> Source extract
Countless ancient asteroids are circulating as rocky debris in the Solar System.  Occasionally, a larger asteroid passes near or impacts another asteroid, or travels close enough to a planet to alter its path dramatically. Due to the absence of a thick atmosphere on Mars or the Moon, an appreciable impact on either can literally smash bedrocks off the surface of either Moon and Mars and send them flying into space.  With little or no atmosphere to slow these ricocheting rocks, they can escape the lower gravity of both the Moon and Mars and create swarms of smaller ejected rocks circulating independently in the Inner Solar System.  This includes a rare few that potentially can collide with Earth.  
With extraordinary luck, an errant rock propelled in the right direction has the chance to impact the Earth as we orbit the Sun, much the same as the showers of shooting stars we see several times each year.  This can happen after millions of years when the paths of earth and the rock just happen to line up for collision.
Meteorites of Lunar and Martian origin are among the most sought after and valuable meteorites to reach the Earth.  Scientists classify then depending upon what type of Lunar or Martian bedrock from which they were ejected.

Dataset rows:
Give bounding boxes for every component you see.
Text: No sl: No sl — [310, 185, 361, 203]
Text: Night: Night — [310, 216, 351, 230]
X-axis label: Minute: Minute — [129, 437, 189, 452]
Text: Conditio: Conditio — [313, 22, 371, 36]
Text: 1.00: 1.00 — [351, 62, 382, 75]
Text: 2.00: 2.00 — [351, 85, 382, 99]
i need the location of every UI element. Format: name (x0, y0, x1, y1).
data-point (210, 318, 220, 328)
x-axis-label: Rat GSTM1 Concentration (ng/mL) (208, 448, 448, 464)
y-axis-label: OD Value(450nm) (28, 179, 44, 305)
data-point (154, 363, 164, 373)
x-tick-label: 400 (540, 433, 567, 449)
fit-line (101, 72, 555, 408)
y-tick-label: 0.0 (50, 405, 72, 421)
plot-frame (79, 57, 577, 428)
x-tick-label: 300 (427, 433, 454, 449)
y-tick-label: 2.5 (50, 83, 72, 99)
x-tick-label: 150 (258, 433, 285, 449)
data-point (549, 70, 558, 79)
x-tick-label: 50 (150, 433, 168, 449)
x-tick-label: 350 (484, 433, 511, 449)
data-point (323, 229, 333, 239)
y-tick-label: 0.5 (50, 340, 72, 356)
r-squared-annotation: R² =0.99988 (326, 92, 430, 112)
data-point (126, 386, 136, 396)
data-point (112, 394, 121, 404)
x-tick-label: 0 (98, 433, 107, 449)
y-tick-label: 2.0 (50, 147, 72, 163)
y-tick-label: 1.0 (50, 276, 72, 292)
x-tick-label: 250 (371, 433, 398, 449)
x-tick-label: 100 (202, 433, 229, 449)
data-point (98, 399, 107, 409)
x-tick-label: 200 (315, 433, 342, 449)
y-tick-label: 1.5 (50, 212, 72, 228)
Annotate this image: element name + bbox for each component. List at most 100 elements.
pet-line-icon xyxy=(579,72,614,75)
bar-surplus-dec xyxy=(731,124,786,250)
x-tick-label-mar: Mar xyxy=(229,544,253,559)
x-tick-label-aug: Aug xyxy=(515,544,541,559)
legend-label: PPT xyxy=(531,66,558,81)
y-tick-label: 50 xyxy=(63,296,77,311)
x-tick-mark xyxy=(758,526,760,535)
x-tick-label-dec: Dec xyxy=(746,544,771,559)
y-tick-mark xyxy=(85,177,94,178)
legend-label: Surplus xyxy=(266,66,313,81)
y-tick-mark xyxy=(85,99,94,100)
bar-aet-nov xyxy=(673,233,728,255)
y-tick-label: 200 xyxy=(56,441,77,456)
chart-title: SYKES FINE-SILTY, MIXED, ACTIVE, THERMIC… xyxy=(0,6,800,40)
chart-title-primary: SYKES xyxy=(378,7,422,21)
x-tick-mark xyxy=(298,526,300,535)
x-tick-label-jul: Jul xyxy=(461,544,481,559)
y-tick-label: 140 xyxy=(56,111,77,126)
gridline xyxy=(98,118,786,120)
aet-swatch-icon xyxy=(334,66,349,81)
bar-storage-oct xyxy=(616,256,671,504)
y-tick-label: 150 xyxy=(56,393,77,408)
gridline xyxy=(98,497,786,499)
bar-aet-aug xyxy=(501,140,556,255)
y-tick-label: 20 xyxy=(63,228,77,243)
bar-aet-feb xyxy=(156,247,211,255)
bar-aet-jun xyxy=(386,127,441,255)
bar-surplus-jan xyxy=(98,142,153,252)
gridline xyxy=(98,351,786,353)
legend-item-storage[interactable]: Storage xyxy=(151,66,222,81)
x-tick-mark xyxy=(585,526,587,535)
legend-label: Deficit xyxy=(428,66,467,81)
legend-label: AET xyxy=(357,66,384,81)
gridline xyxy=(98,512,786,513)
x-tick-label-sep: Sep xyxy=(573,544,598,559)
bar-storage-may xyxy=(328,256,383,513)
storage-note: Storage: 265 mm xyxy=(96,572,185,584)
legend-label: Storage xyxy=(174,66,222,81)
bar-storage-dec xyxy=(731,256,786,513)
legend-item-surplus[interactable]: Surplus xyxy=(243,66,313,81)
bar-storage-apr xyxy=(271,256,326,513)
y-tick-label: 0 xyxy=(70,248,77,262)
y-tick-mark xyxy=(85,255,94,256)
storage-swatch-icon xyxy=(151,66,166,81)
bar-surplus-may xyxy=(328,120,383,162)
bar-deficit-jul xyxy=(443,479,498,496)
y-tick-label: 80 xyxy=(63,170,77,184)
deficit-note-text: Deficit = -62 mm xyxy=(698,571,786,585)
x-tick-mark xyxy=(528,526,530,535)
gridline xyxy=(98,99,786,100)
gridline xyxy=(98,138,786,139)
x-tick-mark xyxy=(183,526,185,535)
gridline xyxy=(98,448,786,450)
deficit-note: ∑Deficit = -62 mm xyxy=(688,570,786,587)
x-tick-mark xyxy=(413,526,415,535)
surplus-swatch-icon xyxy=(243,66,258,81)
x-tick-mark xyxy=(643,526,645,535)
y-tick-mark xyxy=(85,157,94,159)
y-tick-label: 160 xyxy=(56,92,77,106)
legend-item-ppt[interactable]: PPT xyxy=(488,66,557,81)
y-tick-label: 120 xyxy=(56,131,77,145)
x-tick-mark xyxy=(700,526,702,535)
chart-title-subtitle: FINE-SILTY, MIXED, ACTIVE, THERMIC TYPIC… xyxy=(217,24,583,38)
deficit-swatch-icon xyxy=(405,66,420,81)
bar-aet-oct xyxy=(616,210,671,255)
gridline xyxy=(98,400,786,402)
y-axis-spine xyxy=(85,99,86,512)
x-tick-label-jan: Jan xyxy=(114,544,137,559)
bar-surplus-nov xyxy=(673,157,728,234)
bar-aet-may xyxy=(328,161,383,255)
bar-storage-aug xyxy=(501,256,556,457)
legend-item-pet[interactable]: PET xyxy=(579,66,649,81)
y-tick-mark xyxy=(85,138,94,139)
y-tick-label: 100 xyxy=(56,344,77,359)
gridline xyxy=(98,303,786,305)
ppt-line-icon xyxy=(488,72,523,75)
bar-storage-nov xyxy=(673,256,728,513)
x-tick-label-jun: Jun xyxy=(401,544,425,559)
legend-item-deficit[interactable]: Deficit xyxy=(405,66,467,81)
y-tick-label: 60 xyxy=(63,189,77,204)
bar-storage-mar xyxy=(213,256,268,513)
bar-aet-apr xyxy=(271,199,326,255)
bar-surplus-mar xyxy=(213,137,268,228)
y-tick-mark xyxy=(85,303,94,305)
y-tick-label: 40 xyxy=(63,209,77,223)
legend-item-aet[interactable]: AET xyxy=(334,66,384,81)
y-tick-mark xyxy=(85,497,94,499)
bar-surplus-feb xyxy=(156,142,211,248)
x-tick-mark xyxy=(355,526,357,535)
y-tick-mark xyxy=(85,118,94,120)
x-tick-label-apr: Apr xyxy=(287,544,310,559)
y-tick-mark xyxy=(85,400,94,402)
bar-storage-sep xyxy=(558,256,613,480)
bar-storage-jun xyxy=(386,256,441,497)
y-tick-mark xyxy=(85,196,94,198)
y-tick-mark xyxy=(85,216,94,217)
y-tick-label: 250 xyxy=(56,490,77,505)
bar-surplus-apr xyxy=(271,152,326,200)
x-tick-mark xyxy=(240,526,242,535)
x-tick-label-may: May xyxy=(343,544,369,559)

> Requirements
1. Retype the dataset rows from their first line through the line containing "y-tick-label: 2.5 (50, 83, 72, 99)", including both of those lines.
2. Continue the passage on lunar and Martian meteorites from the point where it stops.
The passage on lunar and Martian meteorites and the dataset rows are unrelated.

> Answers below
1.
Give bounding boxes for every component you see.
Text: No sl: No sl — [310, 185, 361, 203]
Text: Night: Night — [310, 216, 351, 230]
X-axis label: Minute: Minute — [129, 437, 189, 452]
Text: Conditio: Conditio — [313, 22, 371, 36]
Text: 1.00: 1.00 — [351, 62, 382, 75]
Text: 2.00: 2.00 — [351, 85, 382, 99]
i need the location of every UI element. Format: name (x0, y0, x1, y1).
data-point (210, 318, 220, 328)
x-axis-label: Rat GSTM1 Concentration (ng/mL) (208, 448, 448, 464)
y-axis-label: OD Value(450nm) (28, 179, 44, 305)
data-point (154, 363, 164, 373)
x-tick-label: 400 (540, 433, 567, 449)
fit-line (101, 72, 555, 408)
y-tick-label: 0.0 (50, 405, 72, 421)
plot-frame (79, 57, 577, 428)
x-tick-label: 300 (427, 433, 454, 449)
y-tick-label: 2.5 (50, 83, 72, 99)

2.
Collectors covet these pieces of Mars and the Moon to the point of valuing them much more than gold.  So far, 76 Lunar meteorites, and 61 Martian meteorites, have been discovered. The different classes of Lunar meteorites include the extremely rare Lunar mare basalts and the impact breccias. Martian meteorites generally are called SNC meteorites. These are named after the location of the first fall of each different type of Martian meteorites. S is for Shergotty (India), N for Nakhla (Egypt), and C for Chassigny (France). This shorthand refers to each class of Martian meteorites, specifically, Shergottites, Nakhlites and Chassignites. The most frequently discovered type of Mars meteorites is the Shergottite.  About 90% of all Martian meteorites are from the Shergottite group. The Shergottites are further classified into three subgroups which are: Basaltic Shergottites, Poikilitic Shergottites, and Olivine Phyric Shergottites.